GIVEN TEXT
- - -

# Two sub or not two sub?



## Sgadd (Jul 7, 2012)

I've been thinking about getting the SVS speakers that are on sale. I was considering the SCS – 02(M)s for the fronts, SBS – 02s for the surrounds and the SCS-02 for the center channel. I was always also thinking of getting the SB 12 – NSD sub. After doing research the last couple days also thought about getting two of the subs. I can save $150 buying a pair. I was also looking at the Denon AVR 3312 CI 7.2. It is a tough decision to buy speakers online that you have never heard or heard of before.

Then I remembered the days that I played in a band and was the default soundman as well. On each side of the stage we had dual 18 inch sub cabinet with a dual 15 inch and horn cabinet on top of that. I could stand directly centerline of the two towers and the sound was awesome. Some distance from the stage, I could walk from the centerline to directly in front of one of the towers and the bass would drop out completely.
If I remember correctly, this was due to comb filtering. At that position the wavelength would cancel each other. I think I remember reading somewhere that major arenas would locate their subs under the stage in one location to eliminate this effect. There was also the benefit of the 3db gain by acoustic coupling. I am assuming home theaters are using two subs to cancel out any standing waves that may be in the room. Will this filtering a affect not be present in a smaller home setting?

Also would replacing the two SBS-02s is with SCS-02(M)s is be a better choice even though it'll cost another hundred dollars? And what about the Denon? I do not really have a budget? But everyone likes to spend their money wisely. You guys are great, thanks in advance for any responses.

PS. I'll leave alone the fact that SVS offers a bipolar for surrounds


----------



## hjones4841 (Jan 21, 2009)

Multiple subs is always a good idea. In addition to more output, if you choose locations carefully the resulting frequency response can be smoother.

Also, co-location of the subs can help more than just adding a second one. If they are within 1/4 to 1/2 of a wavelength of the frequencies the two act as one. Of course, that negates the benefits of spreading them apart to help freq response.

Tim Allen's famous quote "MORE POWER!" definately applies to subs


----------



## Jungle Jack (Jul 28, 2009)

Sgadd said:


> I've been thinking about getting the SVS speakers that are on sale. I was considering the SCS – 02(M)s for the fronts, SBS – 02s for the surrounds and the SCS-02 for the center channel. I was always also thinking of getting the SB 12 – NSD sub. After doing research the last couple days also thought about getting two of the subs. I can save $150 buying a pair. I was also looking at the Denon AVR 3312 CI 7.2. It is a tough decision to buy speakers online that you have never heard or heard of before.
> 
> Then I remembered the days that I played in a band and was the default soundman as well. On each side of the stage we had dual 18 inch sub cabinet with a dual 15 inch and horn cabinet on top of that. I could stand directly centerline of the two towers and the sound was awesome. Some distance from the stage, I could walk from the centerline to directly in front of one of the towers and the bass would drop out completely.
> If I remember correctly, this was due to comb filtering. At that position the wavelength would cancel each other. I think I remember reading somewhere that major arenas would locate their subs under the stage in one location to eliminate this effect. There was also the benefit of the 3db gain by acoustic coupling. I am assuming home theaters are using two subs to cancel out any standing waves that may be in the room. Will this filtering a affect not be present in a smaller home setting?

- - -

WHAT IS BEING ASKED
Can you transcribe part of the subwoofer thread word for word, beginning at the words "## hjones4841 (Jan" and stopping after "can be smoother."? The material has no connection to the subwoofer thread.

Extracted records
- - -

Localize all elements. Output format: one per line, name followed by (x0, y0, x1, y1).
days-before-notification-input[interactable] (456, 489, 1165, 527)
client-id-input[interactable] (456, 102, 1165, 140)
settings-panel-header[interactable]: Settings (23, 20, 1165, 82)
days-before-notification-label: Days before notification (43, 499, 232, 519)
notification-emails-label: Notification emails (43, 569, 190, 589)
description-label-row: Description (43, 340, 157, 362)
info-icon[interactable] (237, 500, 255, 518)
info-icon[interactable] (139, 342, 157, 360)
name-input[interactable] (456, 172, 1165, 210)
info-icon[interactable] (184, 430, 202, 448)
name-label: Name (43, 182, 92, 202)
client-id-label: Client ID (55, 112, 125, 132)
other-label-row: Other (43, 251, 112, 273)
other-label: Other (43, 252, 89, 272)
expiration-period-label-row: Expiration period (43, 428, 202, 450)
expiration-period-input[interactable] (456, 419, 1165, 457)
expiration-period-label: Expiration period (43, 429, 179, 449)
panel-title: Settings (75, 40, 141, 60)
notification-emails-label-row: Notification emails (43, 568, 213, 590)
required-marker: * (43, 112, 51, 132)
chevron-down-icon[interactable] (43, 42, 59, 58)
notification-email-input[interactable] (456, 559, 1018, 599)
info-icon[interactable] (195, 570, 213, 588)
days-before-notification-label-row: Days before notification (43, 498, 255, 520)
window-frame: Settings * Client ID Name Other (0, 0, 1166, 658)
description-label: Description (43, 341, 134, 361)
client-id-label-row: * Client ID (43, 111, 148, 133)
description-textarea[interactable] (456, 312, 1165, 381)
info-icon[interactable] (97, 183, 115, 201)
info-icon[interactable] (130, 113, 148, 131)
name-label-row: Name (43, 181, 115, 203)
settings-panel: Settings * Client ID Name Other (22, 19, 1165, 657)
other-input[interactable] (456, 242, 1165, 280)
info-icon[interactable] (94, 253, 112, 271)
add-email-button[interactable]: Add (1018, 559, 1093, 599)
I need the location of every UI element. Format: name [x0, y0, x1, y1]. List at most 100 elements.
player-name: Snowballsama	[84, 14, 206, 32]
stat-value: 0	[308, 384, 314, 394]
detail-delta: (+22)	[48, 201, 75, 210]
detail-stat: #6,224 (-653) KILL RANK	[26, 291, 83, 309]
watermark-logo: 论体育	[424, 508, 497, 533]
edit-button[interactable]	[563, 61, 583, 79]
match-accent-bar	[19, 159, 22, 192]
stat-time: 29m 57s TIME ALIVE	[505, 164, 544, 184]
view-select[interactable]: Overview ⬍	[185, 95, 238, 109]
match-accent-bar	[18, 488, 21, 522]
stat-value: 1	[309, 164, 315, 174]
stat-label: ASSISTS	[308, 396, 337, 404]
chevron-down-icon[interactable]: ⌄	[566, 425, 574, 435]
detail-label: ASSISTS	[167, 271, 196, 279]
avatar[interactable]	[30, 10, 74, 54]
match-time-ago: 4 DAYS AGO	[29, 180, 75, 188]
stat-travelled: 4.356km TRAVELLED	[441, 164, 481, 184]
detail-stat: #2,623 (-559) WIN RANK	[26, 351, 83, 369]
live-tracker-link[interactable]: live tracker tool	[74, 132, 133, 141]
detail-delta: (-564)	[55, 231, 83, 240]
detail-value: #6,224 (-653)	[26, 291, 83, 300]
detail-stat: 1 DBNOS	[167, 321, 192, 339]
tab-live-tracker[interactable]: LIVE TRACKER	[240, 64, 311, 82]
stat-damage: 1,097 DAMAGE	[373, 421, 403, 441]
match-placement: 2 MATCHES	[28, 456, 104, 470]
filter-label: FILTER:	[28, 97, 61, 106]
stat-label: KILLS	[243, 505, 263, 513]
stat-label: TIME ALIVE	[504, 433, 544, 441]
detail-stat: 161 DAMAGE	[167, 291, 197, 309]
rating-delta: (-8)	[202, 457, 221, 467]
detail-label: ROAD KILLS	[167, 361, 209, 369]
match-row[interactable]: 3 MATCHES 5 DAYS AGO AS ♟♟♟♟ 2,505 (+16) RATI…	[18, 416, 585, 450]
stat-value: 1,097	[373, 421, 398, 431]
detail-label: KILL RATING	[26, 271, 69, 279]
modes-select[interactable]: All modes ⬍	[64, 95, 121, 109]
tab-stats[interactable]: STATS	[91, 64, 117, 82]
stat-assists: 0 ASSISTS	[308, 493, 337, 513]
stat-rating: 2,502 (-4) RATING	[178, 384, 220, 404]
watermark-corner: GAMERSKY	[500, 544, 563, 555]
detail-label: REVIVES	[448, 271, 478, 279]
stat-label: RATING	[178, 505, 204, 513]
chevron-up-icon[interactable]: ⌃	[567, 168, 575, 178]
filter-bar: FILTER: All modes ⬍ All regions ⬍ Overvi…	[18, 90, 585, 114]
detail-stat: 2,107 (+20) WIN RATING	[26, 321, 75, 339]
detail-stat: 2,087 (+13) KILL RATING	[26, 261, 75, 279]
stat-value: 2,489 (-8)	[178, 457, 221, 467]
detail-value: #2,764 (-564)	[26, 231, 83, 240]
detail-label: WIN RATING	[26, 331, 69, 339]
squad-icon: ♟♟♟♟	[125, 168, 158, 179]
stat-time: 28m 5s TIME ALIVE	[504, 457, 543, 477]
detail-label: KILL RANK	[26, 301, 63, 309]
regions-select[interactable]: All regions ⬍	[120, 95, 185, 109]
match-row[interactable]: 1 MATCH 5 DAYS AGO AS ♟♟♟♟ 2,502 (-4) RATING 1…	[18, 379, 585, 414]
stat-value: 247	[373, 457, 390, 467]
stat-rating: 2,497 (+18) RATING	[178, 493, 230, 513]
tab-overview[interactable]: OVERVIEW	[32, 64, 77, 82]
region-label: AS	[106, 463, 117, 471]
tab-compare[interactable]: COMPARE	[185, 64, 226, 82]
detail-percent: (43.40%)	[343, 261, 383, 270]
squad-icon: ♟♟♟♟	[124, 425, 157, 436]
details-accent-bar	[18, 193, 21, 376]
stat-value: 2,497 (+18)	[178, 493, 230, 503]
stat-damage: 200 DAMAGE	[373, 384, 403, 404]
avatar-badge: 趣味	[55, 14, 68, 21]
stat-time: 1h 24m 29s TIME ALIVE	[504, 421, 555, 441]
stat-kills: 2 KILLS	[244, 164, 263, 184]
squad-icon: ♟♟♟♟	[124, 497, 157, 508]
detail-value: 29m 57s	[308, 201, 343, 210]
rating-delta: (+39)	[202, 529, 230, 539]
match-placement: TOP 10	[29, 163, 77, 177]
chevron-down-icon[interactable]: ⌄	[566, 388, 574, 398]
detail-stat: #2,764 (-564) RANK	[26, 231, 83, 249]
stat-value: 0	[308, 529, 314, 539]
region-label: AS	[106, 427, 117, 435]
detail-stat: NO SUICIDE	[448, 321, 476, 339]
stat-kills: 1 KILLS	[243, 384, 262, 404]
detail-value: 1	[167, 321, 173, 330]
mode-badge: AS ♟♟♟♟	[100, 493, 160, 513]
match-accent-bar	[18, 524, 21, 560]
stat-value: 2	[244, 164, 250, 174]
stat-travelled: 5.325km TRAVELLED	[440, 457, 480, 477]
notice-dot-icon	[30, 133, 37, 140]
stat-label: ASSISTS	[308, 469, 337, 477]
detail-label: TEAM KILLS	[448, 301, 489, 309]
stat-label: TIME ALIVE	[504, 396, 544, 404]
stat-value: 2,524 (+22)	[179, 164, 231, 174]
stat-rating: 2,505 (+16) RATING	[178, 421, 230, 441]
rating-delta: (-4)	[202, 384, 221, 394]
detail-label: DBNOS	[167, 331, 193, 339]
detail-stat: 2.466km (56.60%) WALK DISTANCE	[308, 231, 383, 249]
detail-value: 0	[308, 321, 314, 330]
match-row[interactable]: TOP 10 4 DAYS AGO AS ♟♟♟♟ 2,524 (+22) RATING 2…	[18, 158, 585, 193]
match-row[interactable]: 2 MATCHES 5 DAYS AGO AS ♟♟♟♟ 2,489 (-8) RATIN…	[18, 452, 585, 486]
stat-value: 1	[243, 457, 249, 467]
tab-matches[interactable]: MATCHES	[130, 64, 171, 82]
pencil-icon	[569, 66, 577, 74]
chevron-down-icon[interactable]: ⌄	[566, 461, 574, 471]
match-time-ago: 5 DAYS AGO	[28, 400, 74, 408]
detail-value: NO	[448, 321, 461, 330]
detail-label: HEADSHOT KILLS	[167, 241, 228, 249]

- - -

THE REPLY
## hjones4841 (Jan 21, 2009)

Multiple subs is always a good idea. In addition to more output, if you choose locations carefully the resulting frequency response can be smoother.